United States District Court, S.D. Indiana, Indianapolis Division
Aug 21, 2001
Cause No. IP00-1433-C-H/G (S.D. Ind. Aug. 21, 2001)

Summary

In Gordon, the court found that the plaintiff did not have standing because there was an "absence of any evidence of a path between the chromium spill on defendants' property and plaintiff Gordon's water supply or any location he uses for recreational purposes."

Summary of this case from Consolidated Companies, Inc. v. Union Pacific Railroad Co.

Opinion

Cause No. IP00-1433-C-H/G

August 21, 2001


FINDINGS OF FACT AND CONCLUSIONS OF LAW ON DEFENDANTS' MOTION TO DISMISS


Plaintiff William Gordon lives about 3,200 feet from an industrial facility where chromium-laden wastewater leaked from an underground pipe in 1994. Gordon seeks equitable relief under 42 U.S.C. § 6972, the citizens' suit provision of the Solid Waste Disposal Act, as amended by the Resource Conservation and Recovery Act. Gordon alleges that the chromium contamination "presents an imminent and substantial endangerment to health and the environment."

Spatial annotation rows:
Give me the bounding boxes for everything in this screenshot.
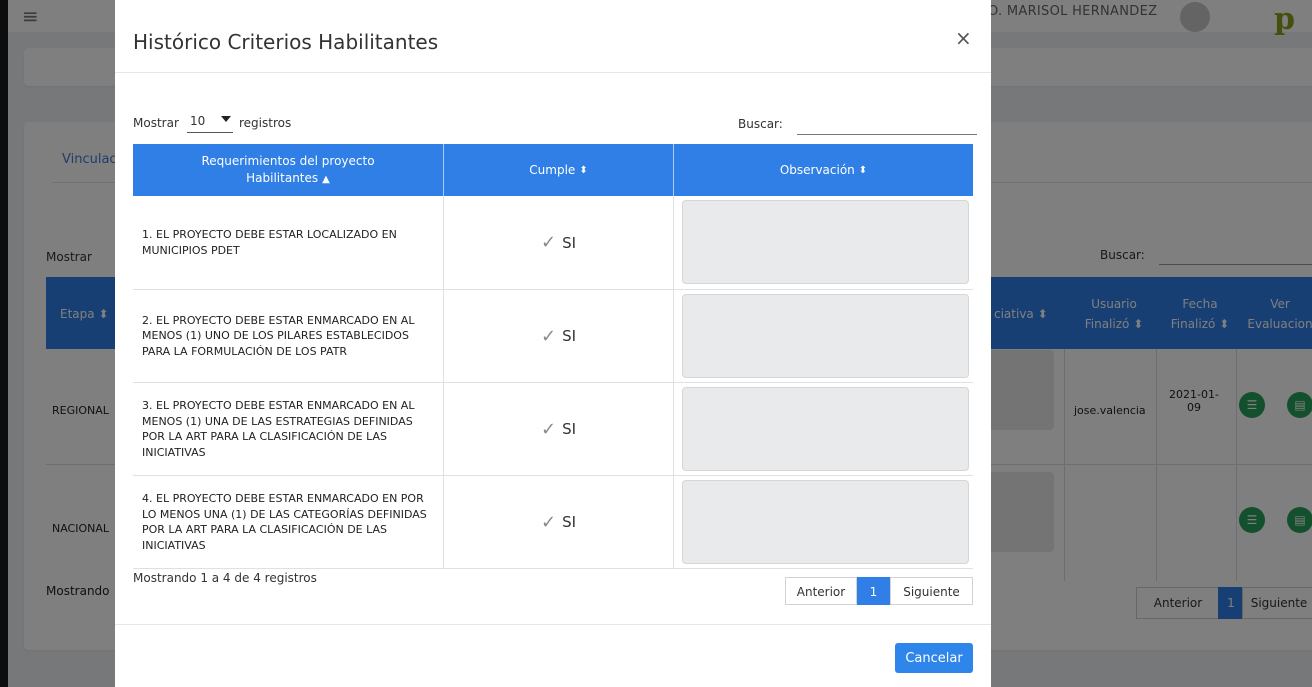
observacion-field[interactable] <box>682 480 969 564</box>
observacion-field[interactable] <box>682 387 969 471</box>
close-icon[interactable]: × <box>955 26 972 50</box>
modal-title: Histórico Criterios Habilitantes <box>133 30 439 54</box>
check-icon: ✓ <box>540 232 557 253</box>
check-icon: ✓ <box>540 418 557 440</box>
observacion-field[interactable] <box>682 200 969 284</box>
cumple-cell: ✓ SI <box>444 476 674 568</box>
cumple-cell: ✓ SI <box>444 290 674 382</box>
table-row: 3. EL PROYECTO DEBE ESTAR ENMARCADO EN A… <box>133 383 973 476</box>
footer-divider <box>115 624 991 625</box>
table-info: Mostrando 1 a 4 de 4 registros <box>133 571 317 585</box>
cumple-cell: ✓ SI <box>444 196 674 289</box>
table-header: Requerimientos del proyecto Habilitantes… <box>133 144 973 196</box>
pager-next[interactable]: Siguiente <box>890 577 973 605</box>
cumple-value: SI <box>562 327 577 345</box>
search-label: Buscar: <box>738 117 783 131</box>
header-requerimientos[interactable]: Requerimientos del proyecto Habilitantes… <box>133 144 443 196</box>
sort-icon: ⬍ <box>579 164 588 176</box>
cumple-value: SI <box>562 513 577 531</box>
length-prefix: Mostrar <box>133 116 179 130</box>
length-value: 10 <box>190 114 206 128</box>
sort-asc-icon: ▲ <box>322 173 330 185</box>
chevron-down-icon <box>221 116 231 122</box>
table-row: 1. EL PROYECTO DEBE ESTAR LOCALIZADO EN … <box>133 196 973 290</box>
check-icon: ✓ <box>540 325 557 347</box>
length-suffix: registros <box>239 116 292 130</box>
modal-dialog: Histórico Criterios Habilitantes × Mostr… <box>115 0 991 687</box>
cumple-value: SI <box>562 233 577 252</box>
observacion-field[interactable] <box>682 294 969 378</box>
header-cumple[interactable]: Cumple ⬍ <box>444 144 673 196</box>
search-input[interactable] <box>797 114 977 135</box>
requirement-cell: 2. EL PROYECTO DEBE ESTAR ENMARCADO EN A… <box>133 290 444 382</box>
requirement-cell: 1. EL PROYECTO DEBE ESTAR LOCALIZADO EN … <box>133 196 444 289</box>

> [Work to do]
a) In the court opinion, about how far does William Gordon live from the industrial facility where the chromium leak occurred?
b) Locate every line in the rows that contains the string "cumple", and copy each one. Case counts.
The court opinion and the rows come from unrelated sources.

> [Set of answers]
a) About 3,200 feet.

b)
cumple-cell: ✓ SI <box>444 476 674 568</box>
cumple-cell: ✓ SI <box>444 290 674 382</box>
cumple-cell: ✓ SI <box>444 196 674 289</box>
cumple-value: SI <box>562 327 577 345</box>
cumple-value: SI <box>562 513 577 531</box>
cumple-value: SI <box>562 233 577 252</box>
header-cumple[interactable]: Cumple ⬍ <box>444 144 673 196</box>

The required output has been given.